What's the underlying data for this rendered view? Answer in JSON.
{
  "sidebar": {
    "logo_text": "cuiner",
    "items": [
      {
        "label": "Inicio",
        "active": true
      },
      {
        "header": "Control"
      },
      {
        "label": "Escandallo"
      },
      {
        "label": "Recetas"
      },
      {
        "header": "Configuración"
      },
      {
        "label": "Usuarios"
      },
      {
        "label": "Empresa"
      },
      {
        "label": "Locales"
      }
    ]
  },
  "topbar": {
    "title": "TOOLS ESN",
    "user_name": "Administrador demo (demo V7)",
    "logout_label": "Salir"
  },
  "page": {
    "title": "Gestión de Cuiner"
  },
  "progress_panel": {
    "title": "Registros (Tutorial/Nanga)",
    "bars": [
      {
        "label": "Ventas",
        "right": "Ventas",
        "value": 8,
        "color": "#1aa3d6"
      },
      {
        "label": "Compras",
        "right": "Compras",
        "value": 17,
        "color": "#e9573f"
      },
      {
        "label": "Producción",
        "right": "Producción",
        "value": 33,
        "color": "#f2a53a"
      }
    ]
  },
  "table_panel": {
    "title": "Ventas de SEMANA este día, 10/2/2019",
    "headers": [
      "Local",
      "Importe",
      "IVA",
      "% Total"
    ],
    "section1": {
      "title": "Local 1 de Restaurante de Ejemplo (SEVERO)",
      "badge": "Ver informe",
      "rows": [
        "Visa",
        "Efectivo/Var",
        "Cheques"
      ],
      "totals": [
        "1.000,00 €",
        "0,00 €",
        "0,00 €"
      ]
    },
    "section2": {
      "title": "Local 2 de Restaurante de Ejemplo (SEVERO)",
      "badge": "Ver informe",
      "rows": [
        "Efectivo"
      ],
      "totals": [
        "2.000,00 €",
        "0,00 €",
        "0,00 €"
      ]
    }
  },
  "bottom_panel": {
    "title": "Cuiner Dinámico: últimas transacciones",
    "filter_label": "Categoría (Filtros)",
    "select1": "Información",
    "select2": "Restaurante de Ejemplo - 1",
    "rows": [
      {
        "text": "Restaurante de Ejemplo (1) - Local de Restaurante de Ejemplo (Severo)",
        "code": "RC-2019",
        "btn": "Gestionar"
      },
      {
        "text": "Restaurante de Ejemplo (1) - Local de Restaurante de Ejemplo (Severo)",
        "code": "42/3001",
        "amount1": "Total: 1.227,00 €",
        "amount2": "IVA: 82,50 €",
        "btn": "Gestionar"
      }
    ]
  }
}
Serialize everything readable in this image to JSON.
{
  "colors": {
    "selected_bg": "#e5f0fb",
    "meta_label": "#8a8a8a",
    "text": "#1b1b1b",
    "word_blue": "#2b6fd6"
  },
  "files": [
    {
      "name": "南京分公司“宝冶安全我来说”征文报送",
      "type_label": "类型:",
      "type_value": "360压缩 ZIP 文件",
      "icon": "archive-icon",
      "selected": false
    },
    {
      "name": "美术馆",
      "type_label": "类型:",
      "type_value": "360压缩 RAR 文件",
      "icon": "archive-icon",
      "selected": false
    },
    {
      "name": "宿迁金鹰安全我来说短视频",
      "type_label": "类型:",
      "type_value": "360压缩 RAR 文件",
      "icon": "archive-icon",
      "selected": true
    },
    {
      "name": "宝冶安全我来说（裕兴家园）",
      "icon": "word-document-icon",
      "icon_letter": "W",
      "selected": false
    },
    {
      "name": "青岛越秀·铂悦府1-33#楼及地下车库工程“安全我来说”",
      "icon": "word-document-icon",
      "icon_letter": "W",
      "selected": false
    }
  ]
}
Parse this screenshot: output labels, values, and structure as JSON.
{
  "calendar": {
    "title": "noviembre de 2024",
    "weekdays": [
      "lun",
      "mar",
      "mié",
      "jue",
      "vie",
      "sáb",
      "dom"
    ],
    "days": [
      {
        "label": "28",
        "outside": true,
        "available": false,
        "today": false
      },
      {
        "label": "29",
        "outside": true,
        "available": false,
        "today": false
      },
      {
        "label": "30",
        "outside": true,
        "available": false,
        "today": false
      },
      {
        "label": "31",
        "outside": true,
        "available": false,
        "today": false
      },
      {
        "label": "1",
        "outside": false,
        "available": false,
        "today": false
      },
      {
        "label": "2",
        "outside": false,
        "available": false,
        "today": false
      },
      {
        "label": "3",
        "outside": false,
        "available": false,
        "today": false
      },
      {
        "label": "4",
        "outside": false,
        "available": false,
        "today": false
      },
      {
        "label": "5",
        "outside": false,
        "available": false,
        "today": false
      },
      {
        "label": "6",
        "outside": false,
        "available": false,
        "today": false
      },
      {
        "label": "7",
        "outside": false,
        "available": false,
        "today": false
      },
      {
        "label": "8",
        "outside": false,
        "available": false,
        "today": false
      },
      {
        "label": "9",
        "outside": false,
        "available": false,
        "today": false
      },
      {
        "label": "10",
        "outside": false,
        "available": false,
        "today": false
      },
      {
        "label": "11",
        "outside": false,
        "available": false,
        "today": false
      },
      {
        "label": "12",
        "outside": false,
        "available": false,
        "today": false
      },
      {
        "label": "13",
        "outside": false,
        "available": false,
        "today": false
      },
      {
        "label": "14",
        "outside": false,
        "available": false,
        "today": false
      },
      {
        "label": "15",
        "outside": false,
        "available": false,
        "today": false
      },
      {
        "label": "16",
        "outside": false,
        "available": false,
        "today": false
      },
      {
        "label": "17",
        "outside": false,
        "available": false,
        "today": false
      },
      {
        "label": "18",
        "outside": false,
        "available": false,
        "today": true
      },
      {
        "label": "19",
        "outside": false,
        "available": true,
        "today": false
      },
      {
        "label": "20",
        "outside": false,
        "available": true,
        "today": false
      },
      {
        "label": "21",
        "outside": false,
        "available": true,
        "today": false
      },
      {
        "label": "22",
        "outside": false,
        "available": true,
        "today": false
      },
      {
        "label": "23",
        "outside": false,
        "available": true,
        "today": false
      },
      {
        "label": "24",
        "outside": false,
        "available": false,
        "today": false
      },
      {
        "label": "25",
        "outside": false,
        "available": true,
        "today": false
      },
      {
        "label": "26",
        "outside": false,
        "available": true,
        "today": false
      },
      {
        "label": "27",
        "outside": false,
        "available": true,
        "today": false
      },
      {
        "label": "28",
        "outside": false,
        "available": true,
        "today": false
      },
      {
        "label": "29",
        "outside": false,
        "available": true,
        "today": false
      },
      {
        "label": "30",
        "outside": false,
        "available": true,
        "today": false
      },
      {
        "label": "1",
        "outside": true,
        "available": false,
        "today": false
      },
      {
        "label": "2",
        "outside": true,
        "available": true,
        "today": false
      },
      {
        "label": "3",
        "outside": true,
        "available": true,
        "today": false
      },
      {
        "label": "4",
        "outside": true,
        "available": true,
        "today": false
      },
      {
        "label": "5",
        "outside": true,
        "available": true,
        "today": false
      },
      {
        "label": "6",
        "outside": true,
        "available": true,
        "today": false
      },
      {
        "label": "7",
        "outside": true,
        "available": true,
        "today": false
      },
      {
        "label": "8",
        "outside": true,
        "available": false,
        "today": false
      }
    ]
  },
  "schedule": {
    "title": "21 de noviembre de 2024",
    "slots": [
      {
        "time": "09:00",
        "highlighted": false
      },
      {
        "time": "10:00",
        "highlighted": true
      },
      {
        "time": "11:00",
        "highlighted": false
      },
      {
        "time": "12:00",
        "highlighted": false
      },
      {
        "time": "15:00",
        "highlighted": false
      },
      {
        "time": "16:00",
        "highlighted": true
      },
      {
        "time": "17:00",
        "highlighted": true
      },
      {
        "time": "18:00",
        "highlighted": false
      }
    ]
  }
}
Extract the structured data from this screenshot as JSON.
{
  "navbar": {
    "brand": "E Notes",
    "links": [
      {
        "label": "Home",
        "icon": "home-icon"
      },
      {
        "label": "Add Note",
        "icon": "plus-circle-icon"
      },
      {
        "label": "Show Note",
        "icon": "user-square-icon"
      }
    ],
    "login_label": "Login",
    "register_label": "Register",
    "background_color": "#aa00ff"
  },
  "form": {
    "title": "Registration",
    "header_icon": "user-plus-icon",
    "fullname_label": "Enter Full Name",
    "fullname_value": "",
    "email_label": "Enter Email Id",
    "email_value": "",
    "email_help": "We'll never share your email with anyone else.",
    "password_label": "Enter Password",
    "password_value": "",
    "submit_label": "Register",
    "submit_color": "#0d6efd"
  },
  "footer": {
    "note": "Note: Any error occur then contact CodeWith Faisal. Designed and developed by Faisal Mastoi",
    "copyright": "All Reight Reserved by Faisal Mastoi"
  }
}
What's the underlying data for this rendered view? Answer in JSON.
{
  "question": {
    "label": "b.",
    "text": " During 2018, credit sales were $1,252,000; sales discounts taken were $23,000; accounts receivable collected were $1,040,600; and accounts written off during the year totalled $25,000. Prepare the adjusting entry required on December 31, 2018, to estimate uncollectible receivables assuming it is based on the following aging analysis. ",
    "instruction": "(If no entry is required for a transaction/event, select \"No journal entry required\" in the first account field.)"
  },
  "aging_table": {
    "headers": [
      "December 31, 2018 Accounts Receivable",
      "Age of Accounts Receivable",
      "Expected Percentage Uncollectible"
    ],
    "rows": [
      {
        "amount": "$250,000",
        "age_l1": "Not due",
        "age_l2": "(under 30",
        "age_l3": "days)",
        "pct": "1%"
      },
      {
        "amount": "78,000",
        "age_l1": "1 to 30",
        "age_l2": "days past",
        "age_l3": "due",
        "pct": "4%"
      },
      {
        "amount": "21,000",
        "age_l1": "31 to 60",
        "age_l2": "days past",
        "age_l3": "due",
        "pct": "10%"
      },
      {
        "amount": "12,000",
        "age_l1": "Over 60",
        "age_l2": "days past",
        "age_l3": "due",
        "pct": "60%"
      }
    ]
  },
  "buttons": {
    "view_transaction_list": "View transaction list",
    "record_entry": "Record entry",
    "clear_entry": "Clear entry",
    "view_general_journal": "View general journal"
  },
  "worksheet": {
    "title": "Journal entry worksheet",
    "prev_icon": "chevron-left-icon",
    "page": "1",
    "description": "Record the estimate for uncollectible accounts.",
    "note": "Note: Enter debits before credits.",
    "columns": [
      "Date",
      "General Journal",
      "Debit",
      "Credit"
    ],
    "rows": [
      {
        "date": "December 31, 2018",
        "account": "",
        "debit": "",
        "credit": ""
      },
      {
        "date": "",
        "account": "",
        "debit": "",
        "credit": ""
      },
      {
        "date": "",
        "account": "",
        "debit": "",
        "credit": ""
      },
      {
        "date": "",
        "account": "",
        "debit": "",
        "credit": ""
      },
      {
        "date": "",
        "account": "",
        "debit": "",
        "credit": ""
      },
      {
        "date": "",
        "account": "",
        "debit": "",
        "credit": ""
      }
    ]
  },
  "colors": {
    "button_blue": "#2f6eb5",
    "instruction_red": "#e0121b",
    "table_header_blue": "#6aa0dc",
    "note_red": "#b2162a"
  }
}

Instructions to follow » Determine how many lines of the entries above carry the string "Ventas", and give that number alone.

Worked solution » 3